■ Aim of the exercise
Don't copy the pictures; return every other part of the records exactly.
--- START ---
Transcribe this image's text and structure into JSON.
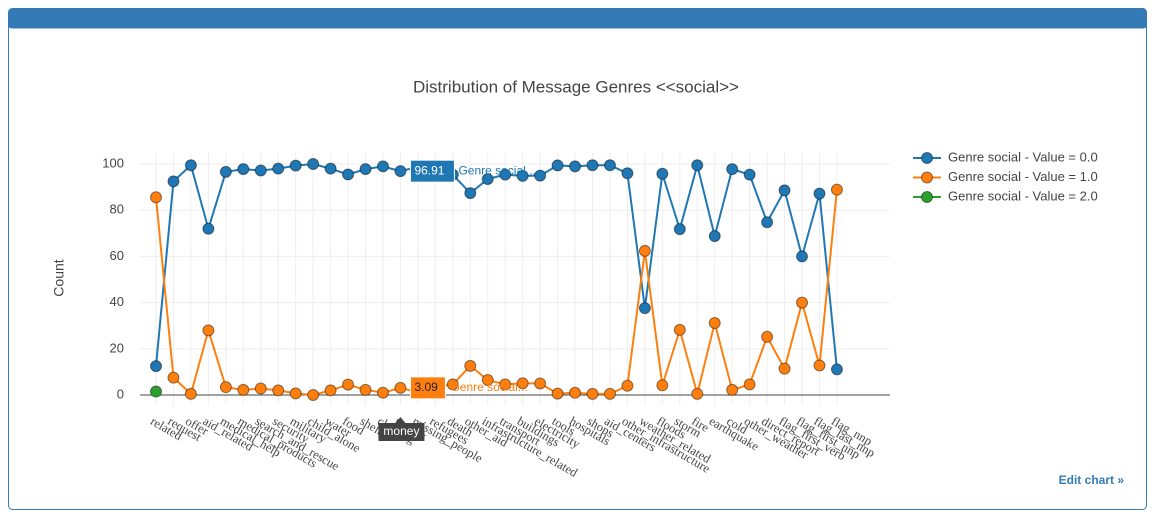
{
  "chart_data": {
    "type": "line",
    "title": "Distribution of Message Genres <<social>>",
    "y_label": "Count",
    "categories": [
      "related",
      "request",
      "offer",
      "aid_related",
      "medical_help",
      "medical_products",
      "search_and_rescue",
      "security",
      "military",
      "child_alone",
      "water",
      "food",
      "shelter",
      "clothing",
      "money",
      "missing_people",
      "refugees",
      "death",
      "other_aid",
      "infrastructure_related",
      "transport",
      "buildings",
      "electricity",
      "tools",
      "hospitals",
      "shops",
      "aid_centers",
      "other_infrastructure",
      "weather_related",
      "floods",
      "storm",
      "fire",
      "earthquake",
      "cold",
      "other_weather",
      "direct_report",
      "flag_first_verb",
      "flag_first_nnp",
      "flag_last_nnp",
      "flag_nnp"
    ],
    "series": [
      {
        "name": "Genre social - Value = 0.0",
        "color": "#1f77b4",
        "values": [
          12.5,
          92.5,
          99.5,
          72,
          96.6,
          97.8,
          97.2,
          98,
          99.3,
          100,
          98,
          95.5,
          97.8,
          99,
          96.91,
          98.8,
          96.6,
          95.4,
          87.4,
          93.5,
          95.4,
          94.9,
          95,
          99.4,
          99,
          99.5,
          99.5,
          96,
          37.6,
          95.8,
          71.8,
          99.5,
          68.8,
          97.8,
          95.4,
          74.8,
          88.6,
          60,
          87.2,
          11.1
        ]
      },
      {
        "name": "Genre social - Value = 1.0",
        "color": "#ff7f0e",
        "values": [
          85.6,
          7.5,
          0.5,
          28,
          3.4,
          2.2,
          2.8,
          2,
          0.7,
          0,
          2,
          4.5,
          2.2,
          1,
          3.09,
          1.2,
          3.4,
          4.6,
          12.6,
          6.5,
          4.6,
          5.1,
          5,
          0.6,
          1,
          0.5,
          0.5,
          4,
          62.4,
          4.2,
          28.2,
          0.5,
          31.2,
          2.2,
          4.6,
          25.2,
          11.4,
          40,
          12.8,
          88.9
        ]
      },
      {
        "name": "Genre social - Value = 2.0",
        "color": "#2ca02c",
        "values": [
          1.5,
          null,
          null,
          null,
          null,
          null,
          null,
          null,
          null,
          null,
          null,
          null,
          null,
          null,
          null,
          null,
          null,
          null,
          null,
          null,
          null,
          null,
          null,
          null,
          null,
          null,
          null,
          null,
          null,
          null,
          null,
          null,
          null,
          null,
          null,
          null,
          null,
          null,
          null,
          null
        ]
      }
    ],
    "ylim": [
      -4.5,
      105
    ],
    "yticks": [
      0,
      20,
      40,
      60,
      80,
      100
    ],
    "grid": true,
    "legend": "right",
    "hover": {
      "category": "money",
      "series_text": "Genre social..."
    },
    "link": "Edit chart »"
  }
}
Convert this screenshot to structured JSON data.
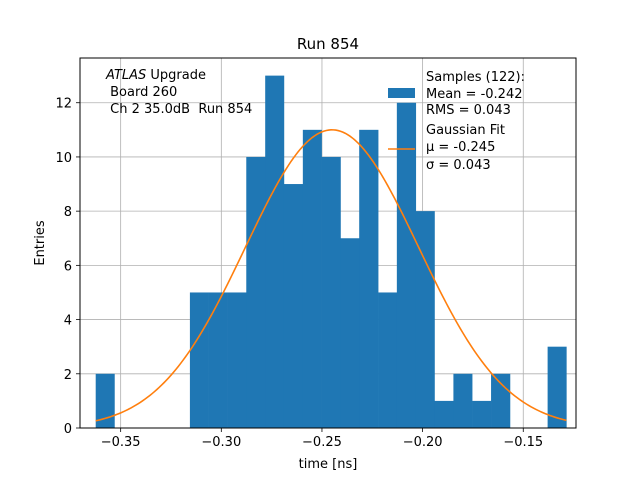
{
  "chart_data": {
    "type": "bar",
    "title": "Run 854",
    "xlabel": "time [ns]",
    "ylabel": "Entries",
    "xlim": [
      -0.3702,
      -0.1238
    ],
    "ylim": [
      0,
      13.65
    ],
    "grid": true,
    "x_ticks": [
      -0.35,
      -0.3,
      -0.25,
      -0.2,
      -0.15
    ],
    "x_tick_labels": [
      "−0.35",
      "−0.30",
      "−0.25",
      "−0.20",
      "−0.15"
    ],
    "y_ticks": [
      0,
      2,
      4,
      6,
      8,
      10,
      12
    ],
    "y_tick_labels": [
      "0",
      "2",
      "4",
      "6",
      "8",
      "10",
      "12"
    ],
    "bin_edges": [
      -0.3624,
      -0.3531,
      -0.3437,
      -0.3344,
      -0.325,
      -0.3156,
      -0.3063,
      -0.2969,
      -0.2876,
      -0.2782,
      -0.2689,
      -0.2595,
      -0.2502,
      -0.2408,
      -0.2315,
      -0.2221,
      -0.2128,
      -0.2034,
      -0.1941,
      -0.1847,
      -0.1754,
      -0.166,
      -0.1566,
      -0.1473,
      -0.1379,
      -0.1286
    ],
    "counts": [
      2,
      0,
      0,
      0,
      0,
      5,
      5,
      5,
      10,
      13,
      9,
      11,
      10,
      7,
      11,
      5,
      12,
      8,
      1,
      2,
      1,
      2,
      0,
      0,
      3
    ],
    "histogram_color": "#1f77b4",
    "fit": {
      "name": "Gaussian Fit",
      "mu": -0.245,
      "sigma": 0.043,
      "amplitude": 11.0,
      "x_range": [
        -0.3624,
        -0.1286
      ],
      "color": "#ff7f0e"
    },
    "legend": {
      "placement": "top-right",
      "entries": [
        {
          "kind": "patch",
          "lines": [
            "Samples (122):",
            "Mean = -0.242",
            "RMS = 0.043"
          ],
          "color": "#1f77b4"
        },
        {
          "kind": "line",
          "lines": [
            "Gaussian Fit",
            "μ = -0.245",
            "σ = 0.043"
          ],
          "color": "#ff7f0e"
        }
      ]
    },
    "annotation": {
      "placement": "top-left",
      "line1_italic": "ATLAS",
      "line1_rest": " Upgrade",
      "line2": " Board 260",
      "line3": " Ch 2 35.0dB  Run 854"
    }
  }
}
--- END ---
■ Answer below
Transcribe this image's text and structure into JSON.
{
  "chart_data": {
    "type": "line",
    "title": "Distribution of Message Genres <<social>>",
    "y_label": "Count",
    "categories": [
      "related",
      "request",
      "offer",
      "aid_related",
      "medical_help",
      "medical_products",
      "search_and_rescue",
      "security",
      "military",
      "child_alone",
      "water",
      "food",
      "shelter",
      "clothing",
      "money",
      "missing_people",
      "refugees",
      "death",
      "other_aid",
      "infrastructure_related",
      "transport",
      "buildings",
      "electricity",
      "tools",
      "hospitals",
      "shops",
      "aid_centers",
      "other_infrastructure",
      "weather_related",
      "floods",
      "storm",
      "fire",
      "earthquake",
      "cold",
      "other_weather",
      "direct_report",
      "flag_first_verb",
      "flag_first_nnp",
      "flag_last_nnp",
      "flag_nnp"
    ],
    "series": [
      {
        "name": "Genre social - Value = 0.0",
        "color": "#1f77b4",
        "values": [
          12.5,
          92.5,
          99.5,
          72,
          96.6,
          97.8,
          97.2,
          98,
          99.3,
          100,
          98,
          95.5,
          97.8,
          99,
          96.91,
          98.8,
          96.6,
          95.4,
          87.4,
          93.5,
          95.4,
          94.9,
          95,
          99.4,
          99,
          99.5,
          99.5,
          96,
          37.6,
          95.8,
          71.8,
          99.5,
          68.8,
          97.8,
          95.4,
          74.8,
          88.6,
          60,
          87.2,
          11.1
        ]
      },
      {
        "name": "Genre social - Value = 1.0",
        "color": "#ff7f0e",
        "values": [
          85.6,
          7.5,
          0.5,
          28,
          3.4,
          2.2,
          2.8,
          2,
          0.7,
          0,
          2,
          4.5,
          2.2,
          1,
          3.09,
          1.2,
          3.4,
          4.6,
          12.6,
          6.5,
          4.6,
          5.1,
          5,
          0.6,
          1,
          0.5,
          0.5,
          4,
          62.4,
          4.2,
          28.2,
          0.5,
          31.2,
          2.2,
          4.6,
          25.2,
          11.4,
          40,
          12.8,
          88.9
        ]
      },
      {
        "name": "Genre social - Value = 2.0",
        "color": "#2ca02c",
        "values": [
          1.5,
          null,
          null,
          null,
          null,
          null,
          null,
          null,
          null,
          null,
          null,
          null,
          null,
          null,
          null,
          null,
          null,
          null,
          null,
          null,
          null,
          null,
          null,
          null,
          null,
          null,
          null,
          null,
          null,
          null,
          null,
          null,
          null,
          null,
          null,
          null,
          null,
          null,
          null,
          null
        ]
      }
    ],
    "ylim": [
      -4.5,
      105
    ],
    "yticks": [
      0,
      20,
      40,
      60,
      80,
      100
    ],
    "grid": true,
    "legend": "right",
    "hover": {
      "category": "money",
      "series_text": "Genre social..."
    },
    "link": "Edit chart »"
  }
}
Convert this screenshot to structured JSON data.
{
  "chart_data": {
    "type": "bar",
    "title": "Run 854",
    "xlabel": "time [ns]",
    "ylabel": "Entries",
    "xlim": [
      -0.3702,
      -0.1238
    ],
    "ylim": [
      0,
      13.65
    ],
    "grid": true,
    "x_ticks": [
      -0.35,
      -0.3,
      -0.25,
      -0.2,
      -0.15
    ],
    "x_tick_labels": [
      "−0.35",
      "−0.30",
      "−0.25",
      "−0.20",
      "−0.15"
    ],
    "y_ticks": [
      0,
      2,
      4,
      6,
      8,
      10,
      12
    ],
    "y_tick_labels": [
      "0",
      "2",
      "4",
      "6",
      "8",
      "10",
      "12"
    ],
    "bin_edges": [
      -0.3624,
      -0.3531,
      -0.3437,
      -0.3344,
      -0.325,
      -0.3156,
      -0.3063,
      -0.2969,
      -0.2876,
      -0.2782,
      -0.2689,
      -0.2595,
      -0.2502,
      -0.2408,
      -0.2315,
      -0.2221,
      -0.2128,
      -0.2034,
      -0.1941,
      -0.1847,
      -0.1754,
      -0.166,
      -0.1566,
      -0.1473,
      -0.1379,
      -0.1286
    ],
    "counts": [
      2,
      0,
      0,
      0,
      0,
      5,
      5,
      5,
      10,
      13,
      9,
      11,
      10,
      7,
      11,
      5,
      12,
      8,
      1,
      2,
      1,
      2,
      0,
      0,
      3
    ],
    "histogram_color": "#1f77b4",
    "fit": {
      "name": "Gaussian Fit",
      "mu": -0.245,
      "sigma": 0.043,
      "amplitude": 11.0,
      "x_range": [
        -0.3624,
        -0.1286
      ],
      "color": "#ff7f0e"
    },
    "legend": {
      "placement": "top-right",
      "entries": [
        {
          "kind": "patch",
          "lines": [
            "Samples (122):",
            "Mean = -0.242",
            "RMS = 0.043"
          ],
          "color": "#1f77b4"
        },
        {
          "kind": "line",
          "lines": [
            "Gaussian Fit",
            "μ = -0.245",
            "σ = 0.043"
          ],
          "color": "#ff7f0e"
        }
      ]
    },
    "annotation": {
      "placement": "top-left",
      "line1_italic": "ATLAS",
      "line1_rest": " Upgrade",
      "line2": " Board 260",
      "line3": " Ch 2 35.0dB  Run 854"
    }
  }
}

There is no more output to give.